_Task_
Reproduce each line exactly.
— Start of Provided entries —
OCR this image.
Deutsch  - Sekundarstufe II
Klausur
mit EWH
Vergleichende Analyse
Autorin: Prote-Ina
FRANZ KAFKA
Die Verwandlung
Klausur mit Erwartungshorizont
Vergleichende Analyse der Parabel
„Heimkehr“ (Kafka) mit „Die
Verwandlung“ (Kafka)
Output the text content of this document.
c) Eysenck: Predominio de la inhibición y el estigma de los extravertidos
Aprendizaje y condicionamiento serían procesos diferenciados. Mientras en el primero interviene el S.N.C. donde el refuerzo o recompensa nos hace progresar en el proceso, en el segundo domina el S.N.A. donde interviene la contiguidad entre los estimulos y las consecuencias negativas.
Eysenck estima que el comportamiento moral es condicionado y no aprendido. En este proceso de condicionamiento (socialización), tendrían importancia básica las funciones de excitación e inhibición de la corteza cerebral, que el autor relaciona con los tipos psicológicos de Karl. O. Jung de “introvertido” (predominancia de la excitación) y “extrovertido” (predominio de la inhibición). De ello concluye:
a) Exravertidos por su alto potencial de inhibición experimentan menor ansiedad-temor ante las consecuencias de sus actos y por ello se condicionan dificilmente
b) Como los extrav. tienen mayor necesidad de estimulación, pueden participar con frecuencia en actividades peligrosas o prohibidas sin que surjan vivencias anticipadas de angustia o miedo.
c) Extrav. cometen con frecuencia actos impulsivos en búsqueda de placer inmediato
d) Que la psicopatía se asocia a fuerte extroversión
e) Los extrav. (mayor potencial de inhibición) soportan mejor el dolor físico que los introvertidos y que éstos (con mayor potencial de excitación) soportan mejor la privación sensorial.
— End of Provided entries —
_Completed task_
OCR this image.
Deutsch  - Sekundarstufe II
Klausur
mit EWH
Vergleichende Analyse
Autorin: Prote-Ina
FRANZ KAFKA
Die Verwandlung
Klausur mit Erwartungshorizont
Vergleichende Analyse der Parabel
„Heimkehr“ (Kafka) mit „Die
Verwandlung“ (Kafka)
Output the text content of this document.
c) Eysenck: Predominio de la inhibición y el estigma de los extravertidos
Aprendizaje y condicionamiento serían procesos diferenciados. Mientras en el primero interviene el S.N.C. donde el refuerzo o recompensa nos hace progresar en el proceso, en el segundo domina el S.N.A. donde interviene la contiguidad entre los estimulos y las consecuencias negativas.
Eysenck estima que el comportamiento moral es condicionado y no aprendido. En este proceso de condicionamiento (socialización), tendrían importancia básica las funciones de excitación e inhibición de la corteza cerebral, que el autor relaciona con los tipos psicológicos de Karl. O. Jung de “introvertido” (predominancia de la excitación) y “extrovertido” (predominio de la inhibición). De ello concluye:
a) Exravertidos por su alto potencial de inhibición experimentan menor ansiedad-temor ante las consecuencias de sus actos y por ello se condicionan dificilmente
b) Como los extrav. tienen mayor necesidad de estimulación, pueden participar con frecuencia en actividades peligrosas o prohibidas sin que surjan vivencias anticipadas de angustia o miedo.
c) Extrav. cometen con frecuencia actos impulsivos en búsqueda de placer inmediato
d) Que la psicopatía se asocia a fuerte extroversión
e) Los extrav. (mayor potencial de inhibición) soportan mejor el dolor físico que los introvertidos y que éstos (con mayor potencial de excitación) soportan mejor la privación sensorial.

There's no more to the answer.